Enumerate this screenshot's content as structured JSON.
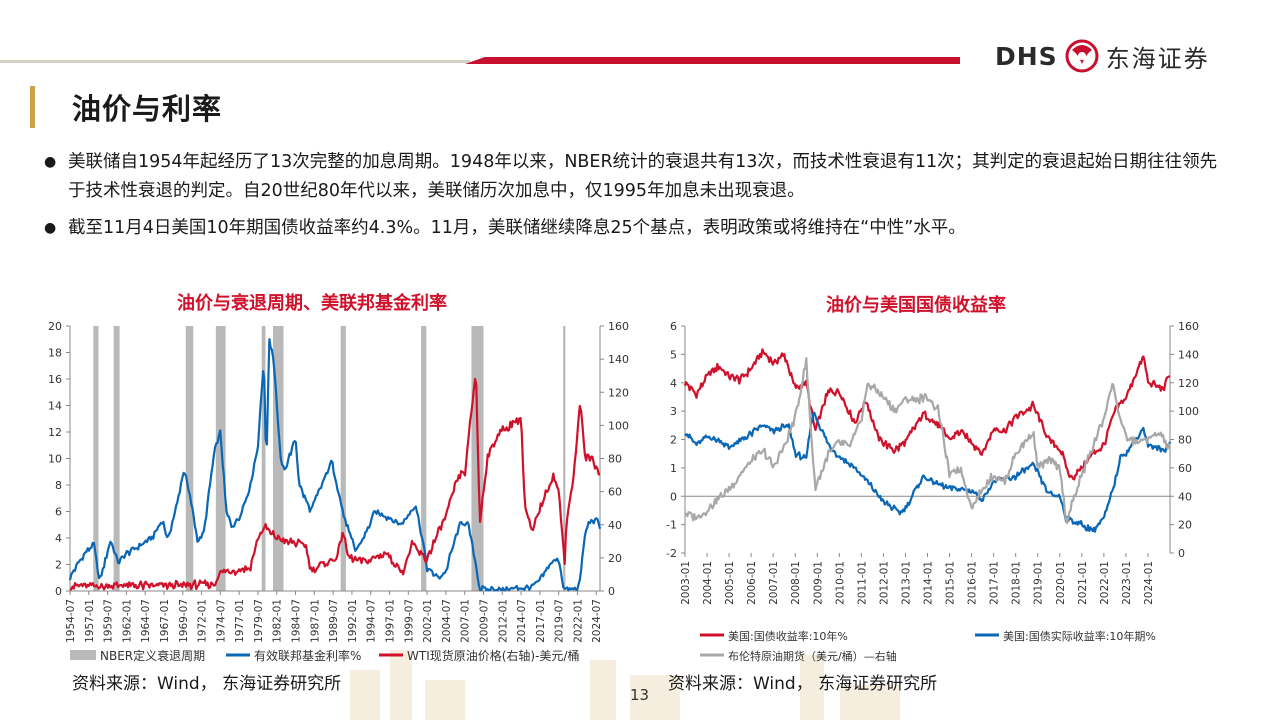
{
  "header": {
    "logo_en": "DHS",
    "logo_cn": "东海证券",
    "title": "油价与利率"
  },
  "bullets": [
    "美联储自1954年起经历了13次完整的加息周期。1948年以来，NBER统计的衰退共有13次，而技术性衰退有11次；其判定的衰退起始日期往往领先于技术性衰退的判定。自20世纪80年代以来，美联储历次加息中，仅1995年加息未出现衰退。",
    "截至11月4日美国10年期国债收益率约4.3%。11月，美联储继续降息25个基点，表明政策或将维持在“中性”水平。"
  ],
  "page_number": "13",
  "colors": {
    "red": "#d0112b",
    "blue": "#0a67b5",
    "grey": "#a8a8a8",
    "recession": "#b9b9b9"
  },
  "chart_data": [
    {
      "type": "line",
      "title": "油价与衰退周期、美联邦基金利率",
      "source": "资料来源：Wind， 东海证券研究所",
      "x_tick_labels": [
        "1954-07",
        "1957-01",
        "1959-07",
        "1962-01",
        "1964-07",
        "1967-01",
        "1969-07",
        "1972-01",
        "1974-07",
        "1977-01",
        "1979-07",
        "1982-01",
        "1984-07",
        "1987-01",
        "1989-07",
        "1992-01",
        "1994-07",
        "1997-01",
        "1999-07",
        "2002-01",
        "2004-07",
        "2007-01",
        "2009-07",
        "2012-01",
        "2014-07",
        "2017-01",
        "2019-07",
        "2022-01",
        "2024-07"
      ],
      "xlim": [
        1954.5,
        2025.0
      ],
      "y_left": {
        "lim": [
          0,
          20
        ],
        "ticks": [
          "0",
          "2",
          "4",
          "6",
          "8",
          "10",
          "12",
          "14",
          "16",
          "18",
          "20"
        ]
      },
      "y_right": {
        "lim": [
          0,
          160
        ],
        "ticks": [
          "0",
          "20",
          "40",
          "60",
          "80",
          "100",
          "120",
          "140",
          "160"
        ]
      },
      "recessions": [
        [
          1957.6,
          1958.3
        ],
        [
          1960.3,
          1961.1
        ],
        [
          1969.9,
          1970.9
        ],
        [
          1973.9,
          1975.2
        ],
        [
          1980.0,
          1980.5
        ],
        [
          1981.5,
          1982.9
        ],
        [
          1990.5,
          1991.2
        ],
        [
          2001.2,
          2001.9
        ],
        [
          2007.9,
          2009.5
        ],
        [
          2020.1,
          2020.4
        ]
      ],
      "series": [
        {
          "name": "有效联邦基金利率%",
          "axis": "left",
          "x": [
            1954.5,
            1955.5,
            1956.5,
            1957.7,
            1958.4,
            1959.9,
            1960.9,
            1962,
            1964,
            1965.5,
            1966.8,
            1967.5,
            1968.5,
            1969.7,
            1970.9,
            1971.5,
            1972.3,
            1973.7,
            1974.5,
            1975.3,
            1976,
            1977,
            1978.5,
            1979.5,
            1980.3,
            1980.6,
            1981,
            1981.6,
            1982.5,
            1983,
            1984.5,
            1985,
            1986.5,
            1987,
            1988,
            1989.3,
            1990,
            1991,
            1992.5,
            1994,
            1995,
            1997,
            1998.5,
            2000.5,
            2001.5,
            2002,
            2003.5,
            2004.5,
            2005.5,
            2006.5,
            2007.5,
            2008.5,
            2009,
            2012,
            2015.9,
            2016.5,
            2017.5,
            2018.5,
            2019.5,
            2020.2,
            2021,
            2022,
            2022.5,
            2023,
            2023.6,
            2024.7,
            2025
          ],
          "y": [
            1.0,
            2.0,
            2.9,
            3.5,
            0.7,
            3.8,
            2.1,
            2.8,
            3.5,
            4.1,
            5.3,
            3.9,
            6.0,
            9.2,
            5.8,
            3.7,
            4.4,
            10.5,
            12.0,
            6.0,
            4.9,
            5.5,
            8.0,
            11.0,
            17.6,
            9.0,
            19.0,
            17.5,
            10.0,
            9.0,
            11.5,
            8.0,
            6.0,
            6.7,
            8.0,
            9.8,
            8.0,
            5.5,
            3.0,
            4.5,
            6.0,
            5.5,
            5.0,
            6.5,
            3.5,
            1.7,
            1.0,
            1.5,
            3.5,
            5.2,
            5.0,
            2.0,
            0.15,
            0.1,
            0.3,
            0.5,
            1.2,
            2.2,
            2.4,
            0.1,
            0.08,
            0.1,
            1.5,
            4.3,
            5.3,
            5.3,
            4.8
          ]
        },
        {
          "name": "WTI现货原油价格(右轴)-美元/桶",
          "axis": "right",
          "x": [
            1954.5,
            1970,
            1973.8,
            1974.2,
            1978.5,
            1979.5,
            1980.5,
            1981,
            1983,
            1985.8,
            1986.5,
            1988,
            1990,
            1990.8,
            1991.5,
            1994,
            1996.5,
            1998.8,
            2000,
            2001.9,
            2003,
            2004.5,
            2005.5,
            2006.5,
            2007,
            2008.5,
            2009,
            2010,
            2011.5,
            2013,
            2014.5,
            2015,
            2016,
            2017,
            2018.8,
            2019.5,
            2020.3,
            2020.5,
            2021.5,
            2022.4,
            2023,
            2024,
            2025
          ],
          "y": [
            3,
            3.4,
            4.3,
            10.5,
            14,
            32,
            39,
            35,
            30,
            28,
            13,
            16,
            20,
            36,
            20,
            18,
            23,
            11,
            28,
            19,
            30,
            45,
            60,
            72,
            70,
            134,
            40,
            80,
            95,
            100,
            105,
            50,
            35,
            50,
            70,
            60,
            18,
            40,
            70,
            115,
            80,
            80,
            70
          ]
        }
      ],
      "legend": [
        "NBER定义衰退周期",
        "有效联邦基金利率%",
        "WTI现货原油价格(右轴)-美元/桶"
      ]
    },
    {
      "type": "line",
      "title": "油价与美国国债收益率",
      "source": "资料来源：Wind， 东海证券研究所",
      "x_tick_labels": [
        "2003-01",
        "2004-01",
        "2005-01",
        "2006-01",
        "2007-01",
        "2008-01",
        "2009-01",
        "2010-01",
        "2011-01",
        "2012-01",
        "2013-01",
        "2014-01",
        "2015-01",
        "2016-01",
        "2017-01",
        "2018-01",
        "2019-01",
        "2020-01",
        "2021-01",
        "2022-01",
        "2023-01",
        "2024-01"
      ],
      "xlim": [
        2003.0,
        2025.0
      ],
      "y_left": {
        "lim": [
          -2,
          6
        ],
        "ticks": [
          "-2",
          "-1",
          "0",
          "1",
          "2",
          "3",
          "4",
          "5",
          "6"
        ]
      },
      "y_right": {
        "lim": [
          0,
          160
        ],
        "ticks": [
          "0",
          "20",
          "40",
          "60",
          "80",
          "100",
          "120",
          "140",
          "160"
        ]
      },
      "series": [
        {
          "name": "美国:国债收益率:10年%",
          "axis": "left",
          "x": [
            2003,
            2003.5,
            2004,
            2004.5,
            2005,
            2005.5,
            2006,
            2006.5,
            2007,
            2007.5,
            2008,
            2008.5,
            2008.9,
            2009.5,
            2010,
            2010.7,
            2011.2,
            2011.8,
            2012.5,
            2013,
            2013.8,
            2014.5,
            2015,
            2015.5,
            2016.5,
            2017,
            2017.5,
            2018,
            2018.8,
            2019.5,
            2020,
            2020.5,
            2021,
            2021.5,
            2022,
            2022.5,
            2023,
            2023.8,
            2024,
            2024.7,
            2025
          ],
          "y": [
            4.0,
            3.6,
            4.2,
            4.6,
            4.2,
            4.1,
            4.5,
            5.1,
            4.7,
            5.0,
            3.8,
            4.0,
            2.3,
            3.7,
            3.7,
            2.6,
            3.4,
            2.0,
            1.6,
            1.9,
            2.9,
            2.5,
            2.0,
            2.3,
            1.5,
            2.4,
            2.3,
            2.8,
            3.2,
            2.0,
            1.7,
            0.6,
            1.0,
            1.5,
            1.8,
            3.0,
            3.5,
            4.9,
            4.0,
            3.8,
            4.3
          ]
        },
        {
          "name": "美国:国债实际收益率:10年期%",
          "axis": "left",
          "x": [
            2003,
            2003.5,
            2004,
            2004.5,
            2005,
            2006,
            2006.5,
            2007,
            2007.7,
            2008,
            2008.5,
            2008.8,
            2009,
            2009.5,
            2010,
            2010.7,
            2011.5,
            2012,
            2012.8,
            2013,
            2013.8,
            2014.5,
            2015,
            2016,
            2016.5,
            2017,
            2018,
            2018.8,
            2019.5,
            2020,
            2020.3,
            2021,
            2021.5,
            2022,
            2022.4,
            2022.8,
            2023,
            2023.8,
            2024,
            2024.7,
            2025
          ],
          "y": [
            2.3,
            1.8,
            2.1,
            2.0,
            1.7,
            2.2,
            2.5,
            2.3,
            2.5,
            1.5,
            1.3,
            3.0,
            2.7,
            1.8,
            1.4,
            1.0,
            0.3,
            -0.2,
            -0.6,
            -0.4,
            0.7,
            0.4,
            0.3,
            0.2,
            -0.1,
            0.5,
            0.7,
            1.1,
            0.1,
            0.0,
            -0.8,
            -1.0,
            -1.2,
            -0.8,
            0.2,
            1.5,
            1.5,
            2.4,
            1.8,
            1.6,
            1.9
          ]
        },
        {
          "name": "布伦特原油期货（美元/桶）—右轴",
          "axis": "right",
          "x": [
            2003,
            2003.6,
            2004,
            2004.6,
            2005,
            2005.5,
            2006,
            2006.6,
            2007,
            2007.5,
            2008,
            2008.5,
            2008.9,
            2009.5,
            2010,
            2010.5,
            2011,
            2011.3,
            2012,
            2012.5,
            2013,
            2013.5,
            2014,
            2014.5,
            2015,
            2015.5,
            2016,
            2016.5,
            2017,
            2017.5,
            2018,
            2018.8,
            2019,
            2019.5,
            2020,
            2020.3,
            2021,
            2021.5,
            2022,
            2022.4,
            2022.8,
            2023,
            2023.5,
            2024,
            2024.5,
            2025
          ],
          "y": [
            28,
            25,
            30,
            40,
            45,
            55,
            65,
            72,
            60,
            75,
            95,
            135,
            45,
            70,
            78,
            75,
            95,
            120,
            110,
            100,
            108,
            108,
            110,
            100,
            55,
            60,
            32,
            45,
            55,
            50,
            70,
            85,
            60,
            65,
            60,
            22,
            55,
            75,
            95,
            120,
            90,
            82,
            78,
            80,
            85,
            73
          ]
        }
      ],
      "legend": [
        "美国:国债收益率:10年%",
        "美国:国债实际收益率:10年期%",
        "布伦特原油期货（美元/桶）—右轴"
      ]
    }
  ]
}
::::
» **The task**:
Copy each line in the data that holds the word "name".

» **Solution for this task**:
          "name": "有效联邦基金利率%",
          "name": "WTI现货原油价格(右轴)-美元/桶",
          "name": "美国:国债收益率:10年%",
          "name": "美国:国债实际收益率:10年期%",
          "name": "布伦特原油期货（美元/桶）—右轴",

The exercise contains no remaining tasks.